Saved entries
----------------------------------------
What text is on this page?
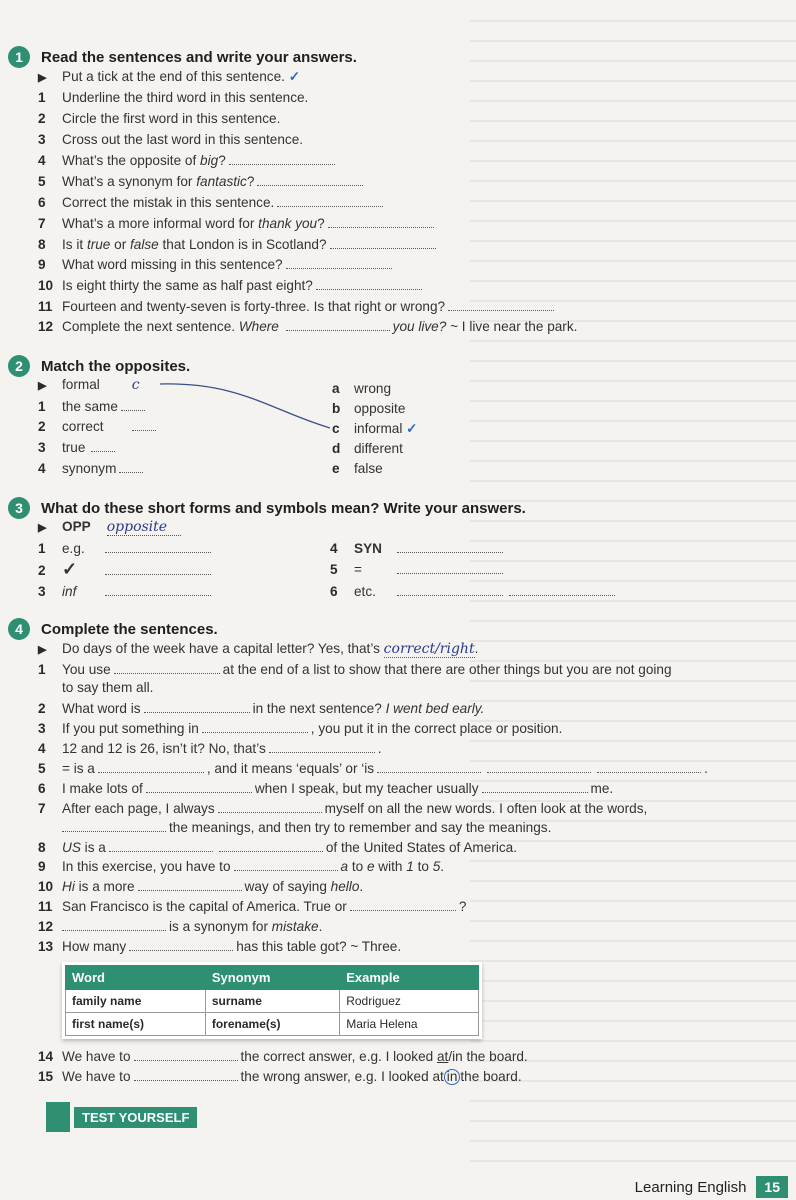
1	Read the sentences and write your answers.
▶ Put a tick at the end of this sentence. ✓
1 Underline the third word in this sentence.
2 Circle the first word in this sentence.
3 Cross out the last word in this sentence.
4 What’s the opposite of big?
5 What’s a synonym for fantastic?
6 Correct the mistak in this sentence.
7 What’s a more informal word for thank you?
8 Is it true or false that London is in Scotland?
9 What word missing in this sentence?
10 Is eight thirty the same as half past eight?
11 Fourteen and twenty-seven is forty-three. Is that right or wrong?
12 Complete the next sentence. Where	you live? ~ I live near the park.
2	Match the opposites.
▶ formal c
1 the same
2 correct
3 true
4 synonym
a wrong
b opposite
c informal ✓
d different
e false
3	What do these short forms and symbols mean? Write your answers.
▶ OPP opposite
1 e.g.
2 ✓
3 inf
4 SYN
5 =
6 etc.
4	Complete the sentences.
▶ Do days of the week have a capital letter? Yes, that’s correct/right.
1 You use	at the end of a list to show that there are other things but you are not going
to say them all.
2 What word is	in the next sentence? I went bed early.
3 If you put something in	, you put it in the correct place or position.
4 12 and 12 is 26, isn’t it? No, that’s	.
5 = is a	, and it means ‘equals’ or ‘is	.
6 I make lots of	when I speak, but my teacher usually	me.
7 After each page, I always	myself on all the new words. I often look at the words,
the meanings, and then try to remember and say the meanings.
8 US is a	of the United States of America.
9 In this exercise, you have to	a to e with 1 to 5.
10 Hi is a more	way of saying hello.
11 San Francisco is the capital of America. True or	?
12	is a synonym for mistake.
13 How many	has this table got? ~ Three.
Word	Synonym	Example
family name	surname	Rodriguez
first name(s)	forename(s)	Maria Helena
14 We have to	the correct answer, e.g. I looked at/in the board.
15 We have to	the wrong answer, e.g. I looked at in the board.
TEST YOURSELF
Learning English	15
----------------------------------------
== Task objective ==
Write out again every line above exactly as given; the pictures do not belong in the copy.

== Output of the task ==
What text is on this page?
1	Read the sentences and write your answers.
▶ Put a tick at the end of this sentence. ✓
1 Underline the third word in this sentence.
2 Circle the first word in this sentence.
3 Cross out the last word in this sentence.
4 What’s the opposite of big?
5 What’s a synonym for fantastic?
6 Correct the mistak in this sentence.
7 What’s a more informal word for thank you?
8 Is it true or false that London is in Scotland?
9 What word missing in this sentence?
10 Is eight thirty the same as half past eight?
11 Fourteen and twenty-seven is forty-three. Is that right or wrong?
12 Complete the next sentence. Where	you live? ~ I live near the park.
2	Match the opposites.
▶ formal c
1 the same
2 correct
3 true
4 synonym
a wrong
b opposite
c informal ✓
d different
e false
3	What do these short forms and symbols mean? Write your answers.
▶ OPP opposite
1 e.g.
2 ✓
3 inf
4 SYN
5 =
6 etc.
4	Complete the sentences.
▶ Do days of the week have a capital letter? Yes, that’s correct/right.
1 You use	at the end of a list to show that there are other things but you are not going
to say them all.
2 What word is	in the next sentence? I went bed early.
3 If you put something in	, you put it in the correct place or position.
4 12 and 12 is 26, isn’t it? No, that’s	.
5 = is a	, and it means ‘equals’ or ‘is	.
6 I make lots of	when I speak, but my teacher usually	me.
7 After each page, I always	myself on all the new words. I often look at the words,
the meanings, and then try to remember and say the meanings.
8 US is a	of the United States of America.
9 In this exercise, you have to	a to e with 1 to 5.
10 Hi is a more	way of saying hello.
11 San Francisco is the capital of America. True or	?
12	is a synonym for mistake.
13 How many	has this table got? ~ Three.
Word	Synonym	Example
family name	surname	Rodriguez
first name(s)	forename(s)	Maria Helena
14 We have to	the correct answer, e.g. I looked at/in the board.
15 We have to	the wrong answer, e.g. I looked at in the board.
TEST YOURSELF
Learning English	15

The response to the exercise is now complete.